:: Page excerpt ::
— begin —

3.2. Chemical Composition of EP-HDTMS@SiO₂ Coatings

As shown in the figure, only the elements C, O, and Si were detected in the spectra without the addition of nano-SiO₂ with atomic percentages of 84.84%, 13.95%, and 1.21%, respectively. However, it is clear from the EP-HDTMS@SiO₂ in Figure 3b that the proportions of the three main elements C, O, and Si are 59.08%, 29.95%, and 10.69%, respectively. The initially small amount of silicon element contained is mainly due to the small amount of Si element contained in hexadecyltrimethoxysilane. The significant increase in the content of O and Si elements in Figure 3b is due to the addition of SiO₂. From the distribution of nanoparticle elements in Figure 3c, it can be seen that the C, O, and Si indicate relatively uniform distribution of the coating by spraying.

— end —

:: Records for the exercise ::
— begin —

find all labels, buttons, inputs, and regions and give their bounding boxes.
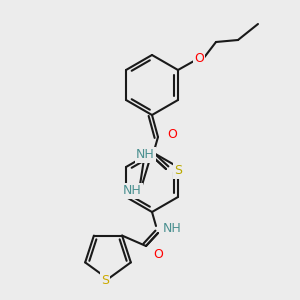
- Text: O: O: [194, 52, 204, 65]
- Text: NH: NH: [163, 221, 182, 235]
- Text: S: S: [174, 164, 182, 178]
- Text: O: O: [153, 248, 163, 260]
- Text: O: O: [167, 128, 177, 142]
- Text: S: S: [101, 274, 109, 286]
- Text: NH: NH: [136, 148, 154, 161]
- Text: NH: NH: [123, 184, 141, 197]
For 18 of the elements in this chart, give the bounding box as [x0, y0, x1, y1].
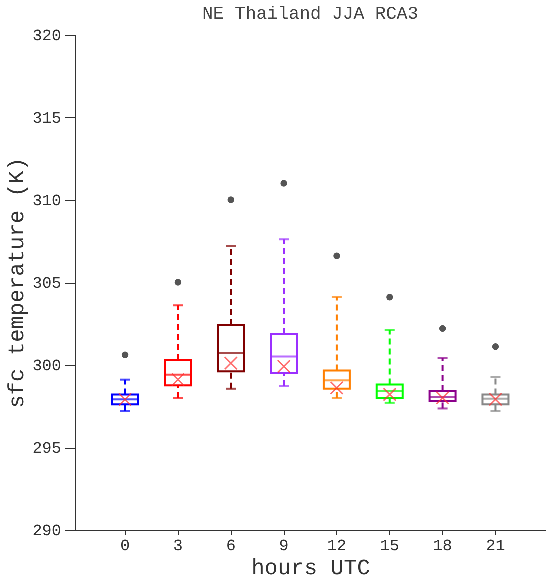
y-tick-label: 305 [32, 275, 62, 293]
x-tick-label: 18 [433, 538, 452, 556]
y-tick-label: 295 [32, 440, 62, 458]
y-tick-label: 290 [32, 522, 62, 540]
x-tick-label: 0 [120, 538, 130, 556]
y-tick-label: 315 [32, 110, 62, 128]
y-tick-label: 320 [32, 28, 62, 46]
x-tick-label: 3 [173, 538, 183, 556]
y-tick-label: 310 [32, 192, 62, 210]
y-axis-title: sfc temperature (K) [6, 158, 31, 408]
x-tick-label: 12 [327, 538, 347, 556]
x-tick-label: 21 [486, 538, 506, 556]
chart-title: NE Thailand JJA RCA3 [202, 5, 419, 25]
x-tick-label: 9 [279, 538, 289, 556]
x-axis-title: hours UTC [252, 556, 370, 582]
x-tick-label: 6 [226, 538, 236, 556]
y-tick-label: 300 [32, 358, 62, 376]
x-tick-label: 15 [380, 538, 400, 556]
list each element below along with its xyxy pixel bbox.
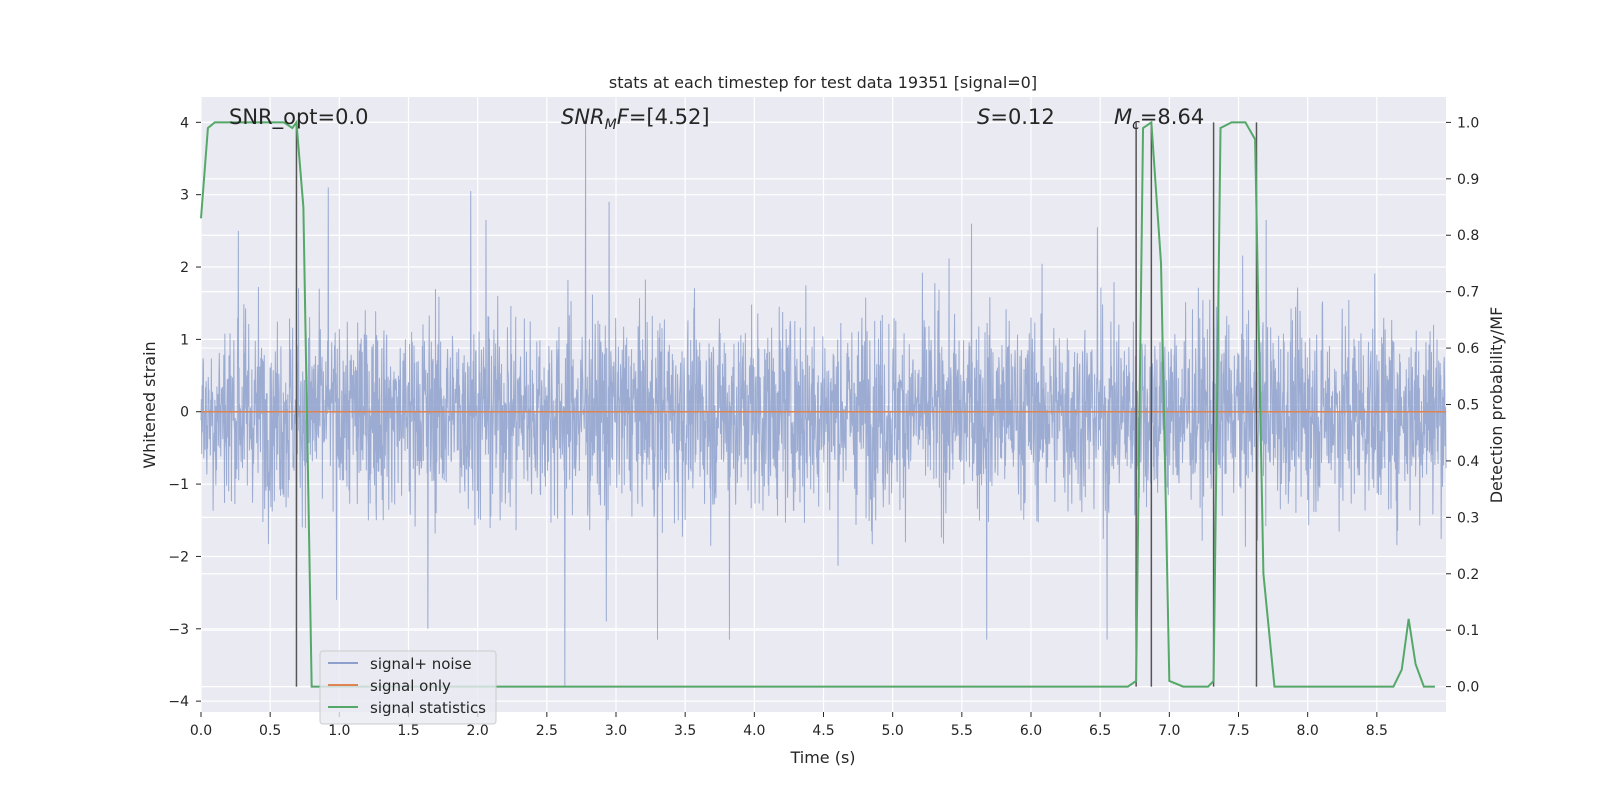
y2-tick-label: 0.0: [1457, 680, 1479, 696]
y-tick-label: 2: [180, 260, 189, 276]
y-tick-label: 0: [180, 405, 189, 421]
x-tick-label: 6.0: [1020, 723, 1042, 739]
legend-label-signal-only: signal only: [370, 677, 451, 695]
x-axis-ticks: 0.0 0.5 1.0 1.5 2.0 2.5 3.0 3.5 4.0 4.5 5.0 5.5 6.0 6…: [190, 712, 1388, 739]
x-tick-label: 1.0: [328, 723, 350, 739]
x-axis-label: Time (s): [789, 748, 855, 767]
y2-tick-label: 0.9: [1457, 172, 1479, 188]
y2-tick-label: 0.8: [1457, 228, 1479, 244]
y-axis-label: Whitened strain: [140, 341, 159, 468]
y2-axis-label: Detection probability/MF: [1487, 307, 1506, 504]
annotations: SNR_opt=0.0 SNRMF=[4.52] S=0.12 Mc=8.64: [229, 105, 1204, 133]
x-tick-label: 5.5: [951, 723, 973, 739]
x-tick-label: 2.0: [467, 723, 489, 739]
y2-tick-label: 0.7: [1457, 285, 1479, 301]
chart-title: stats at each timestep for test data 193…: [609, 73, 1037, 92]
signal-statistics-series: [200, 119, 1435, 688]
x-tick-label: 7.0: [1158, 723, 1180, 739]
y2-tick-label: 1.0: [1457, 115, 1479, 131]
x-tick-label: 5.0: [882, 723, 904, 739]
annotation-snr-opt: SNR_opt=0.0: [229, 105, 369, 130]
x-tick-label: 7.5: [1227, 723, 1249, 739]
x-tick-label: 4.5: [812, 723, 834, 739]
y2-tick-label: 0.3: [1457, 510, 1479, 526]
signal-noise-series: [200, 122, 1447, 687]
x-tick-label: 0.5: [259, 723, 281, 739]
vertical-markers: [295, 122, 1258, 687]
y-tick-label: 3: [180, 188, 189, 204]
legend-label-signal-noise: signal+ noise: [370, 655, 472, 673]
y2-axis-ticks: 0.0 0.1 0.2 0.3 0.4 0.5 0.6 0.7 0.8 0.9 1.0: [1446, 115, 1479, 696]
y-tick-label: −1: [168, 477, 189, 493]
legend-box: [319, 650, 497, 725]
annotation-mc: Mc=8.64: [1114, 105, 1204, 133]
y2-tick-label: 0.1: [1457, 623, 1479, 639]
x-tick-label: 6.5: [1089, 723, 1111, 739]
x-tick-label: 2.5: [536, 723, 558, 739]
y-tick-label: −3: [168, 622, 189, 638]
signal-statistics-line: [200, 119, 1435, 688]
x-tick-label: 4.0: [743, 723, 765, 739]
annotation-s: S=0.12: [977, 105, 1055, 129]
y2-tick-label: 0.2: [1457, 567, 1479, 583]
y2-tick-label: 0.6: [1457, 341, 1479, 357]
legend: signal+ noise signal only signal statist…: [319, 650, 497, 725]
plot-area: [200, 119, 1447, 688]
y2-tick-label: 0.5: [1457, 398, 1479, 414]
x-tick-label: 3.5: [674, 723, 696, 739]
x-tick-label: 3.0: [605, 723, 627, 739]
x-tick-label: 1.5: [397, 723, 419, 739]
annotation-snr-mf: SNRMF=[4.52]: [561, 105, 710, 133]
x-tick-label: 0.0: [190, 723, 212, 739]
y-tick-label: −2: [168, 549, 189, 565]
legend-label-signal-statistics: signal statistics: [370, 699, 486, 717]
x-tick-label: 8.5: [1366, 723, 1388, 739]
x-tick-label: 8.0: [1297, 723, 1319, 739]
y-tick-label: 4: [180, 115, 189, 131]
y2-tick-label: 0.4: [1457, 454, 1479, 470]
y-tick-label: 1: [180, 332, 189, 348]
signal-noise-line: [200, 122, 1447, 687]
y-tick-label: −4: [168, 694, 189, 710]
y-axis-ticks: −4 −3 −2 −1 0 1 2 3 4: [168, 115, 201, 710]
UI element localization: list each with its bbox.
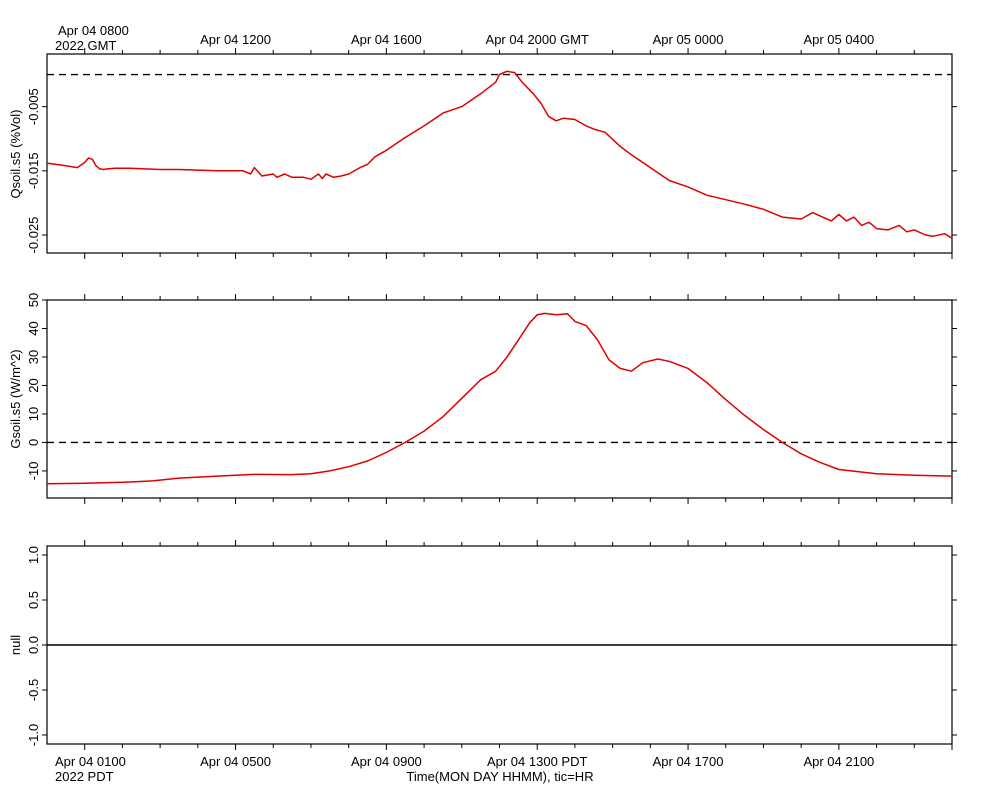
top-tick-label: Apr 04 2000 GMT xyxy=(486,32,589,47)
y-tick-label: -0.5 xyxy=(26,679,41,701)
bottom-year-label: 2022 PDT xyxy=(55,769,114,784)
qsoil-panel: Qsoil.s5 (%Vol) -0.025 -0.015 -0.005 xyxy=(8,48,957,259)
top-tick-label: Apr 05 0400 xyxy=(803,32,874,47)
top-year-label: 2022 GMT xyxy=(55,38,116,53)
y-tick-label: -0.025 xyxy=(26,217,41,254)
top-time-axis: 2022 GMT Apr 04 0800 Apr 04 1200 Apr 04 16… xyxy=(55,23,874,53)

— end —

:: Objective 1 ::
Answer these questions using the passage on the chemical composition of EP-HDTMS@SiO₂ coatings:
(a) Without nano-SiO₂ added, what atomic percentage of C was detected?
(b) In Figure 3b, what is the proportion of O for EP-HDTMS@SiO₂?
(c) What is the initially small amount of silicon mainly due to?
:: Objective 2 ::
Reproduce the rows beginning with the line that contains "top-tick-label: Apr 04" and ending with the last line of the rows, including both ends.

:: Task response 1 ::
(a) 84.84%
(b) 29.95%
(c) The small amount of Si element contained in hexadecyltrimethoxysilane.

:: Task response 2 ::
top-tick-label: Apr 04 2000 GMT xyxy=(486,32,589,47)
y-tick-label: -0.5 xyxy=(26,679,41,701)
bottom-year-label: 2022 PDT xyxy=(55,769,114,784)
qsoil-panel: Qsoil.s5 (%Vol) -0.025 -0.015 -0.005 xyxy=(8,48,957,259)
top-tick-label: Apr 05 0400 xyxy=(803,32,874,47)
top-year-label: 2022 GMT xyxy=(55,38,116,53)
y-tick-label: -0.025 xyxy=(26,217,41,254)
top-time-axis: 2022 GMT Apr 04 0800 Apr 04 1200 Apr 04 16… xyxy=(55,23,874,53)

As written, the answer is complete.